-------- Material for this exercise

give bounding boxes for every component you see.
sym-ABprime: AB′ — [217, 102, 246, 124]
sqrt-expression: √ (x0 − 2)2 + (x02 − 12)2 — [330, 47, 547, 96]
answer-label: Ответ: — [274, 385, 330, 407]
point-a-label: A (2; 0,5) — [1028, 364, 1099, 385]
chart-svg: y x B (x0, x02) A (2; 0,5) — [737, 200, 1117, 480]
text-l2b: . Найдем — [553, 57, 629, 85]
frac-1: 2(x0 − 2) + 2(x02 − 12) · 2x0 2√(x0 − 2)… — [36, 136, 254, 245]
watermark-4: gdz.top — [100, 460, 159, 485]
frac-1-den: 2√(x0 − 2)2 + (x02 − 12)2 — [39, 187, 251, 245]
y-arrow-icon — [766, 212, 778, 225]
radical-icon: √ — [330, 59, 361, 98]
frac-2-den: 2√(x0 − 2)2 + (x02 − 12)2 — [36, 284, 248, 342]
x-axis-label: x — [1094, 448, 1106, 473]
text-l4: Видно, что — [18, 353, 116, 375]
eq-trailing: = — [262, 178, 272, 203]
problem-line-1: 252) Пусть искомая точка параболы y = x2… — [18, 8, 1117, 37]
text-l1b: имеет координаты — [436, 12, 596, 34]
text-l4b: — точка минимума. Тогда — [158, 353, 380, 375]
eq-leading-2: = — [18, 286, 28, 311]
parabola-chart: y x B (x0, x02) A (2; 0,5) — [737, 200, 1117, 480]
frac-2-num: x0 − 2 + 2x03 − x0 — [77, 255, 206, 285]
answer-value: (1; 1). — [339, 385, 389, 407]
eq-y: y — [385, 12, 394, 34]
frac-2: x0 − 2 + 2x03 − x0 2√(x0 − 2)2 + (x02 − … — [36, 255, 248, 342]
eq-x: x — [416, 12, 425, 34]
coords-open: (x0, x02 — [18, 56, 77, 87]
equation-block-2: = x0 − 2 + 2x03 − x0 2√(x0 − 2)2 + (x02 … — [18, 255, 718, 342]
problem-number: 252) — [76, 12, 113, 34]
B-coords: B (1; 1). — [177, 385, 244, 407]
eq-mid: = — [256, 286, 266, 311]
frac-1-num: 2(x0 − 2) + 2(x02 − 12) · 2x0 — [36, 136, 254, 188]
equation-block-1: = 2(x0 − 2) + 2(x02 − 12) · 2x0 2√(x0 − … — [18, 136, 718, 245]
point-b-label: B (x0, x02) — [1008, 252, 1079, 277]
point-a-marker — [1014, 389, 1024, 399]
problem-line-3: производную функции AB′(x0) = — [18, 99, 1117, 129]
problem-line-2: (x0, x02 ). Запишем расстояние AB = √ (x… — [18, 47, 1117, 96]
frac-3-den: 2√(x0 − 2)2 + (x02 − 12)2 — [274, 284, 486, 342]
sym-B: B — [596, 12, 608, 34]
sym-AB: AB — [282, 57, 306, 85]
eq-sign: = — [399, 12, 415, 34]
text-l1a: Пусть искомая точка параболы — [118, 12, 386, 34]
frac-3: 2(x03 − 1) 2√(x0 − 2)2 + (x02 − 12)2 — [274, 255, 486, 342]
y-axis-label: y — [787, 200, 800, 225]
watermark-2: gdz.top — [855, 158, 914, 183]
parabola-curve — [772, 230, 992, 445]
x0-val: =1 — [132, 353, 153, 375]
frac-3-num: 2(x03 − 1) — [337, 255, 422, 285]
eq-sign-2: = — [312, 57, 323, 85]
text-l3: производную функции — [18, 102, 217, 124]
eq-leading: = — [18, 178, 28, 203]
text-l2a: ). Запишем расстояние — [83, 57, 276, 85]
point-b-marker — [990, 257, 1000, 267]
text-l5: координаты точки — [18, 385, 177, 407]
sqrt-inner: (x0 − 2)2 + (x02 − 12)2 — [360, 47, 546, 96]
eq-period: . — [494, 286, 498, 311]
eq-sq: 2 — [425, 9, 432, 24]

----------------

Rewrite the data above, replacing every occurrence of "watermark" with "stamp" and keeping everything else unchanged.

give bounding boxes for every component you see.
sym-ABprime: AB′ — [217, 102, 246, 124]
sqrt-expression: √ (x0 − 2)2 + (x02 − 12)2 — [330, 47, 547, 96]
answer-label: Ответ: — [274, 385, 330, 407]
point-a-label: A (2; 0,5) — [1028, 364, 1099, 385]
chart-svg: y x B (x0, x02) A (2; 0,5) — [737, 200, 1117, 480]
text-l2b: . Найдем — [553, 57, 629, 85]
frac-1: 2(x0 − 2) + 2(x02 − 12) · 2x0 2√(x0 − 2)… — [36, 136, 254, 245]
stamp-4: gdz.top — [100, 460, 159, 485]
frac-1-den: 2√(x0 − 2)2 + (x02 − 12)2 — [39, 187, 251, 245]
y-arrow-icon — [766, 212, 778, 225]
radical-icon: √ — [330, 59, 361, 98]
frac-2-den: 2√(x0 − 2)2 + (x02 − 12)2 — [36, 284, 248, 342]
x-axis-label: x — [1094, 448, 1106, 473]
text-l4: Видно, что — [18, 353, 116, 375]
eq-trailing: = — [262, 178, 272, 203]
problem-line-1: 252) Пусть искомая точка параболы y = x2… — [18, 8, 1117, 37]
text-l1b: имеет координаты — [436, 12, 596, 34]
text-l4b: — точка минимума. Тогда — [158, 353, 380, 375]
eq-leading-2: = — [18, 286, 28, 311]
parabola-chart: y x B (x0, x02) A (2; 0,5) — [737, 200, 1117, 480]
frac-2-num: x0 − 2 + 2x03 − x0 — [77, 255, 206, 285]
answer-value: (1; 1). — [339, 385, 389, 407]
eq-y: y — [385, 12, 394, 34]
frac-2: x0 − 2 + 2x03 − x0 2√(x0 − 2)2 + (x02 − … — [36, 255, 248, 342]
eq-x: x — [416, 12, 425, 34]
coords-open: (x0, x02 — [18, 56, 77, 87]
equation-block-2: = x0 − 2 + 2x03 − x0 2√(x0 − 2)2 + (x02 … — [18, 255, 718, 342]
problem-number: 252) — [76, 12, 113, 34]
B-coords: B (1; 1). — [177, 385, 244, 407]
eq-mid: = — [256, 286, 266, 311]
frac-1-num: 2(x0 − 2) + 2(x02 − 12) · 2x0 — [36, 136, 254, 188]
equation-block-1: = 2(x0 − 2) + 2(x02 − 12) · 2x0 2√(x0 − … — [18, 136, 718, 245]
point-b-label: B (x0, x02) — [1008, 252, 1079, 277]
point-a-marker — [1014, 389, 1024, 399]
problem-line-3: производную функции AB′(x0) = — [18, 99, 1117, 129]
problem-line-2: (x0, x02 ). Запишем расстояние AB = √ (x… — [18, 47, 1117, 96]
frac-3-den: 2√(x0 − 2)2 + (x02 − 12)2 — [274, 284, 486, 342]
sym-B: B — [596, 12, 608, 34]
sym-AB: AB — [282, 57, 306, 85]
eq-sign: = — [399, 12, 415, 34]
text-l1a: Пусть искомая точка параболы — [118, 12, 386, 34]
frac-3: 2(x03 − 1) 2√(x0 − 2)2 + (x02 − 12)2 — [274, 255, 486, 342]
y-axis-label: y — [787, 200, 800, 225]
stamp-2: gdz.top — [855, 158, 914, 183]
parabola-curve — [772, 230, 992, 445]
x0-val: =1 — [132, 353, 153, 375]
frac-3-num: 2(x03 − 1) — [337, 255, 422, 285]
eq-sign-2: = — [312, 57, 323, 85]
text-l3: производную функции — [18, 102, 217, 124]
eq-leading: = — [18, 178, 28, 203]
text-l2a: ). Запишем расстояние — [83, 57, 276, 85]
point-b-marker — [990, 257, 1000, 267]
text-l5: координаты точки — [18, 385, 177, 407]
sqrt-inner: (x0 − 2)2 + (x02 − 12)2 — [360, 47, 546, 96]
eq-period: . — [494, 286, 498, 311]
eq-sq: 2 — [425, 9, 432, 24]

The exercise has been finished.